To do: Transcribe each record exactly. Include every one.

Data lines:
╔══

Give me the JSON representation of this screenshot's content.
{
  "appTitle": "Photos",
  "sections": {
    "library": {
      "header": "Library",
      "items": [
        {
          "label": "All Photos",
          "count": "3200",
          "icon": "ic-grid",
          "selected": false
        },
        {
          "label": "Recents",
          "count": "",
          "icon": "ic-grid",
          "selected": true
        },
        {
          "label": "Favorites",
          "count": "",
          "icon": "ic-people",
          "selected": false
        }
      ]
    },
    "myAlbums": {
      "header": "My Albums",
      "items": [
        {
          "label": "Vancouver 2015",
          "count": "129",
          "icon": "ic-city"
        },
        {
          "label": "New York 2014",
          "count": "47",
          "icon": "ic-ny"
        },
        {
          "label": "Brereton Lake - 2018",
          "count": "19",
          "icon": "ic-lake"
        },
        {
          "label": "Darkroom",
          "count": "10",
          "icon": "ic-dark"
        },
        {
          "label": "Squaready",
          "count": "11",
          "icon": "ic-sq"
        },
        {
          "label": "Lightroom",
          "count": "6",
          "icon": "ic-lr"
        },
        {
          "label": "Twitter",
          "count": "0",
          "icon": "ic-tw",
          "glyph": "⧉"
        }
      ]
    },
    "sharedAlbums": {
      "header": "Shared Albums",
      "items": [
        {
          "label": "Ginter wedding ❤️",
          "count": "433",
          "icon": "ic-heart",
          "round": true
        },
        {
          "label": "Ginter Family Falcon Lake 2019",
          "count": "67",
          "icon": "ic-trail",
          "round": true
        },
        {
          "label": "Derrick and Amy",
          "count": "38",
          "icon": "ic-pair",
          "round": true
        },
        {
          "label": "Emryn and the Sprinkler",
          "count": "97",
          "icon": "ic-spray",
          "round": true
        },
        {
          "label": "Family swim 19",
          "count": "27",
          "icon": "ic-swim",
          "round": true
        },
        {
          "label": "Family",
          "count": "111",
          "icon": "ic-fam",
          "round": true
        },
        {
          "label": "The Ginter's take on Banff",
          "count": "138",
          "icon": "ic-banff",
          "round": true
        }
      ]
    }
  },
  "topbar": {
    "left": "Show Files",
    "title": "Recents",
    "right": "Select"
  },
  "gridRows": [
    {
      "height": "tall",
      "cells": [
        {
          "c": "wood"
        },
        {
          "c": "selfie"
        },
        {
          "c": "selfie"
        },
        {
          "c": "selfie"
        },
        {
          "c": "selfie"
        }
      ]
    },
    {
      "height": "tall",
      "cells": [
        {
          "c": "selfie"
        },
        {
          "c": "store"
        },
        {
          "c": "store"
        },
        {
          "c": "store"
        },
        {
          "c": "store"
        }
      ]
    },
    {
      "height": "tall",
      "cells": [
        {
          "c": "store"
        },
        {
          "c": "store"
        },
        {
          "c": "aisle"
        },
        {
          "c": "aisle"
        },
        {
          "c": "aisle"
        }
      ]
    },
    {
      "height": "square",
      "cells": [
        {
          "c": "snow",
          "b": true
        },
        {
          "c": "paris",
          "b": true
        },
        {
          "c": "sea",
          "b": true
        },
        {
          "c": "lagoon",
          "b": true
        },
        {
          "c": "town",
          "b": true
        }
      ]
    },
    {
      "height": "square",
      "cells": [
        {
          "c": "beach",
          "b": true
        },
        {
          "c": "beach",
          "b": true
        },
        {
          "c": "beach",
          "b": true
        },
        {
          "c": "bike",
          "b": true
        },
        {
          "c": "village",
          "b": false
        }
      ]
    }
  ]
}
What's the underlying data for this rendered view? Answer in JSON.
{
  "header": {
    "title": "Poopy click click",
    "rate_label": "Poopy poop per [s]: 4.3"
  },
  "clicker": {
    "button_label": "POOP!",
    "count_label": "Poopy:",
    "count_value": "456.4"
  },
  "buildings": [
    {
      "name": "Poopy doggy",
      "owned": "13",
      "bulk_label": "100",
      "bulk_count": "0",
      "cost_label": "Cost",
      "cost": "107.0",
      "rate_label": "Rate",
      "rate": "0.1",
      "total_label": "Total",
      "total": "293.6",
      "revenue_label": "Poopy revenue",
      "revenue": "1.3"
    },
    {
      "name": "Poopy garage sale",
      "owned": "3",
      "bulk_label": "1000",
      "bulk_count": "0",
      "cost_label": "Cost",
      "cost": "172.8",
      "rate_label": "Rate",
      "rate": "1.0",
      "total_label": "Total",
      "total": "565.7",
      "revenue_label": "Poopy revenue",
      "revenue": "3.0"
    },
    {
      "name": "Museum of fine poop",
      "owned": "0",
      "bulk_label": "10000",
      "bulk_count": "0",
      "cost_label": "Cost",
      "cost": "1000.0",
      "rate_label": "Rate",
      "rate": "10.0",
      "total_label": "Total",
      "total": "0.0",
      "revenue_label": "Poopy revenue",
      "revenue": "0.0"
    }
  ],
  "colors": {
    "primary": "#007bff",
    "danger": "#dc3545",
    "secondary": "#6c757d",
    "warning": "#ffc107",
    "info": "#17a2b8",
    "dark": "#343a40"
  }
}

╚══

Finished exercise:
Give me the JSON representation of this screenshot's content.
{
  "appTitle": "Photos",
  "sections": {
    "library": {
      "header": "Library",
      "items": [
        {
          "label": "All Photos",
          "count": "3200",
          "icon": "ic-grid",
          "selected": false
        },
        {
          "label": "Recents",
          "count": "",
          "icon": "ic-grid",
          "selected": true
        },
        {
          "label": "Favorites",
          "count": "",
          "icon": "ic-people",
          "selected": false
        }
      ]
    },
    "myAlbums": {
      "header": "My Albums",
      "items": [
        {
          "label": "Vancouver 2015",
          "count": "129",
          "icon": "ic-city"
        },
        {
          "label": "New York 2014",
          "count": "47",
          "icon": "ic-ny"
        },
        {
          "label": "Brereton Lake - 2018",
          "count": "19",
          "icon": "ic-lake"
        },
        {
          "label": "Darkroom",
          "count": "10",
          "icon": "ic-dark"
        },
        {
          "label": "Squaready",
          "count": "11",
          "icon": "ic-sq"
        },
        {
          "label": "Lightroom",
          "count": "6",
          "icon": "ic-lr"
        },
        {
          "label": "Twitter",
          "count": "0",
          "icon": "ic-tw",
          "glyph": "⧉"
        }
      ]
    },
    "sharedAlbums": {
      "header": "Shared Albums",
      "items": [
        {
          "label": "Ginter wedding ❤️",
          "count": "433",
          "icon": "ic-heart",
          "round": true
        },
        {
          "label": "Ginter Family Falcon Lake 2019",
          "count": "67",
          "icon": "ic-trail",
          "round": true
        },
        {
          "label": "Derrick and Amy",
          "count": "38",
          "icon": "ic-pair",
          "round": true
        },
        {
          "label": "Emryn and the Sprinkler",
          "count": "97",
          "icon": "ic-spray",
          "round": true
        },
        {
          "label": "Family swim 19",
          "count": "27",
          "icon": "ic-swim",
          "round": true
        },
        {
          "label": "Family",
          "count": "111",
          "icon": "ic-fam",
          "round": true
        },
        {
          "label": "The Ginter's take on Banff",
          "count": "138",
          "icon": "ic-banff",
          "round": true
        }
      ]
    }
  },
  "topbar": {
    "left": "Show Files",
    "title": "Recents",
    "right": "Select"
  },
  "gridRows": [
    {
      "height": "tall",
      "cells": [
        {
          "c": "wood"
        },
        {
          "c": "selfie"
        },
        {
          "c": "selfie"
        },
        {
          "c": "selfie"
        },
        {
          "c": "selfie"
        }
      ]
    },
    {
      "height": "tall",
      "cells": [
        {
          "c": "selfie"
        },
        {
          "c": "store"
        },
        {
          "c": "store"
        },
        {
          "c": "store"
        },
        {
          "c": "store"
        }
      ]
    },
    {
      "height": "tall",
      "cells": [
        {
          "c": "store"
        },
        {
          "c": "store"
        },
        {
          "c": "aisle"
        },
        {
          "c": "aisle"
        },
        {
          "c": "aisle"
        }
      ]
    },
    {
      "height": "square",
      "cells": [
        {
          "c": "snow",
          "b": true
        },
        {
          "c": "paris",
          "b": true
        },
        {
          "c": "sea",
          "b": true
        },
        {
          "c": "lagoon",
          "b": true
        },
        {
          "c": "town",
          "b": true
        }
      ]
    },
    {
      "height": "square",
      "cells": [
        {
          "c": "beach",
          "b": true
        },
        {
          "c": "beach",
          "b": true
        },
        {
          "c": "beach",
          "b": true
        },
        {
          "c": "bike",
          "b": true
        },
        {
          "c": "village",
          "b": false
        }
      ]
    }
  ]
}
What's the underlying data for this rendered view? Answer in JSON.
{
  "header": {
    "title": "Poopy click click",
    "rate_label": "Poopy poop per [s]: 4.3"
  },
  "clicker": {
    "button_label": "POOP!",
    "count_label": "Poopy:",
    "count_value": "456.4"
  },
  "buildings": [
    {
      "name": "Poopy doggy",
      "owned": "13",
      "bulk_label": "100",
      "bulk_count": "0",
      "cost_label": "Cost",
      "cost": "107.0",
      "rate_label": "Rate",
      "rate": "0.1",
      "total_label": "Total",
      "total": "293.6",
      "revenue_label": "Poopy revenue",
      "revenue": "1.3"
    },
    {
      "name": "Poopy garage sale",
      "owned": "3",
      "bulk_label": "1000",
      "bulk_count": "0",
      "cost_label": "Cost",
      "cost": "172.8",
      "rate_label": "Rate",
      "rate": "1.0",
      "total_label": "Total",
      "total": "565.7",
      "revenue_label": "Poopy revenue",
      "revenue": "3.0"
    },
    {
      "name": "Museum of fine poop",
      "owned": "0",
      "bulk_label": "10000",
      "bulk_count": "0",
      "cost_label": "Cost",
      "cost": "1000.0",
      "rate_label": "Rate",
      "rate": "10.0",
      "total_label": "Total",
      "total": "0.0",
      "revenue_label": "Poopy revenue",
      "revenue": "0.0"
    }
  ],
  "colors": {
    "primary": "#007bff",
    "danger": "#dc3545",
    "secondary": "#6c757d",
    "warning": "#ffc107",
    "info": "#17a2b8",
    "dark": "#343a40"
  }
}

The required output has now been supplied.